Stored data

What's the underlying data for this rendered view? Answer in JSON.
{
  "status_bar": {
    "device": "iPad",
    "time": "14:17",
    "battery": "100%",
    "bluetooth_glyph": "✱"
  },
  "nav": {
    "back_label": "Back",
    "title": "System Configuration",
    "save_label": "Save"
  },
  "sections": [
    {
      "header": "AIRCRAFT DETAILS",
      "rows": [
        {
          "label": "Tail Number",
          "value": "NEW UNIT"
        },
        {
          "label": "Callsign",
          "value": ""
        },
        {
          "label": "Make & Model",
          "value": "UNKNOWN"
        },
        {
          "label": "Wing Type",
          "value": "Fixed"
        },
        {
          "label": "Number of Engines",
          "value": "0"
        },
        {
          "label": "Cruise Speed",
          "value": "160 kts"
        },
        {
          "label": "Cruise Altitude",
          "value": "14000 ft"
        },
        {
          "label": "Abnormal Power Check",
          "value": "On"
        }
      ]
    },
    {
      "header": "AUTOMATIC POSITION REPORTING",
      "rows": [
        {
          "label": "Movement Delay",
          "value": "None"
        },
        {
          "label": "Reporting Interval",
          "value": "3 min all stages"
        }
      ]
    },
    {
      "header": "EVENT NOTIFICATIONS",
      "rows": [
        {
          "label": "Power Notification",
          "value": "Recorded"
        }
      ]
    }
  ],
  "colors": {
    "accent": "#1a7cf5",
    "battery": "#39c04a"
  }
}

» Aim
Copy out every entry again, exactly as it was given.

» Complete response
What's the underlying data for this rendered view? Answer in JSON.
{
  "status_bar": {
    "device": "iPad",
    "time": "14:17",
    "battery": "100%",
    "bluetooth_glyph": "✱"
  },
  "nav": {
    "back_label": "Back",
    "title": "System Configuration",
    "save_label": "Save"
  },
  "sections": [
    {
      "header": "AIRCRAFT DETAILS",
      "rows": [
        {
          "label": "Tail Number",
          "value": "NEW UNIT"
        },
        {
          "label": "Callsign",
          "value": ""
        },
        {
          "label": "Make & Model",
          "value": "UNKNOWN"
        },
        {
          "label": "Wing Type",
          "value": "Fixed"
        },
        {
          "label": "Number of Engines",
          "value": "0"
        },
        {
          "label": "Cruise Speed",
          "value": "160 kts"
        },
        {
          "label": "Cruise Altitude",
          "value": "14000 ft"
        },
        {
          "label": "Abnormal Power Check",
          "value": "On"
        }
      ]
    },
    {
      "header": "AUTOMATIC POSITION REPORTING",
      "rows": [
        {
          "label": "Movement Delay",
          "value": "None"
        },
        {
          "label": "Reporting Interval",
          "value": "3 min all stages"
        }
      ]
    },
    {
      "header": "EVENT NOTIFICATIONS",
      "rows": [
        {
          "label": "Power Notification",
          "value": "Recorded"
        }
      ]
    }
  ],
  "colors": {
    "accent": "#1a7cf5",
    "battery": "#39c04a"
  }
}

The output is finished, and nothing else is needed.